╭──

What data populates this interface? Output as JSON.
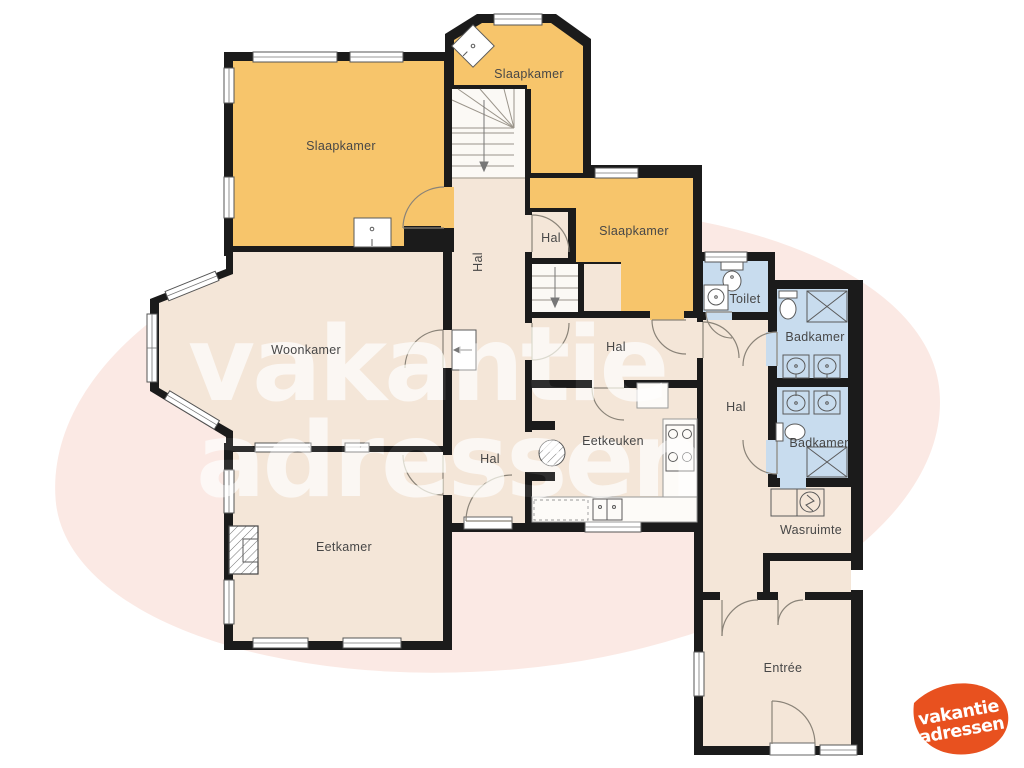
{
  "colors": {
    "wall": "#1b1b1b",
    "bedroom_fill": "#f7c56b",
    "floor_fill": "#f4e6d8",
    "bathroom_fill": "#c8dcee",
    "stair_fill": "#fbf9f5",
    "blob_fill": "#fbe9e4",
    "logo_fill": "#e8511f",
    "label_color": "#474747",
    "watermark_color": "#ffffff"
  },
  "watermark": {
    "line1": "vakantie",
    "line2": "adressen"
  },
  "logo": {
    "line1": "vakantie",
    "line2": "adressen"
  },
  "rooms": [
    {
      "id": "slaapkamer-1",
      "label": "Slaapkamer"
    },
    {
      "id": "slaapkamer-2",
      "label": "Slaapkamer"
    },
    {
      "id": "slaapkamer-3",
      "label": "Slaapkamer"
    },
    {
      "id": "hal-stairs",
      "label": "Hal"
    },
    {
      "id": "hal-landing",
      "label": "Hal"
    },
    {
      "id": "woonkamer",
      "label": "Woonkamer"
    },
    {
      "id": "hal-middle",
      "label": "Hal"
    },
    {
      "id": "toilet",
      "label": "Toilet"
    },
    {
      "id": "badkamer-1",
      "label": "Badkamer"
    },
    {
      "id": "hal-right",
      "label": "Hal"
    },
    {
      "id": "badkamer-2",
      "label": "Badkamer"
    },
    {
      "id": "eetkeuken",
      "label": "Eetkeuken"
    },
    {
      "id": "hal-lower",
      "label": "Hal"
    },
    {
      "id": "eetkamer",
      "label": "Eetkamer"
    },
    {
      "id": "wasruimte",
      "label": "Wasruimte"
    },
    {
      "id": "entree",
      "label": "Entrée"
    }
  ]
}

╰──

[TASK DIRECTIONS]:
Quote each entry above verbatim and drop the pictures.

[WRITTEN ANSWER]:
What data populates this interface? Output as JSON.
{
  "colors": {
    "wall": "#1b1b1b",
    "bedroom_fill": "#f7c56b",
    "floor_fill": "#f4e6d8",
    "bathroom_fill": "#c8dcee",
    "stair_fill": "#fbf9f5",
    "blob_fill": "#fbe9e4",
    "logo_fill": "#e8511f",
    "label_color": "#474747",
    "watermark_color": "#ffffff"
  },
  "watermark": {
    "line1": "vakantie",
    "line2": "adressen"
  },
  "logo": {
    "line1": "vakantie",
    "line2": "adressen"
  },
  "rooms": [
    {
      "id": "slaapkamer-1",
      "label": "Slaapkamer"
    },
    {
      "id": "slaapkamer-2",
      "label": "Slaapkamer"
    },
    {
      "id": "slaapkamer-3",
      "label": "Slaapkamer"
    },
    {
      "id": "hal-stairs",
      "label": "Hal"
    },
    {
      "id": "hal-landing",
      "label": "Hal"
    },
    {
      "id": "woonkamer",
      "label": "Woonkamer"
    },
    {
      "id": "hal-middle",
      "label": "Hal"
    },
    {
      "id": "toilet",
      "label": "Toilet"
    },
    {
      "id": "badkamer-1",
      "label": "Badkamer"
    },
    {
      "id": "hal-right",
      "label": "Hal"
    },
    {
      "id": "badkamer-2",
      "label": "Badkamer"
    },
    {
      "id": "eetkeuken",
      "label": "Eetkeuken"
    },
    {
      "id": "hal-lower",
      "label": "Hal"
    },
    {
      "id": "eetkamer",
      "label": "Eetkamer"
    },
    {
      "id": "wasruimte",
      "label": "Wasruimte"
    },
    {
      "id": "entree",
      "label": "Entrée"
    }
  ]
}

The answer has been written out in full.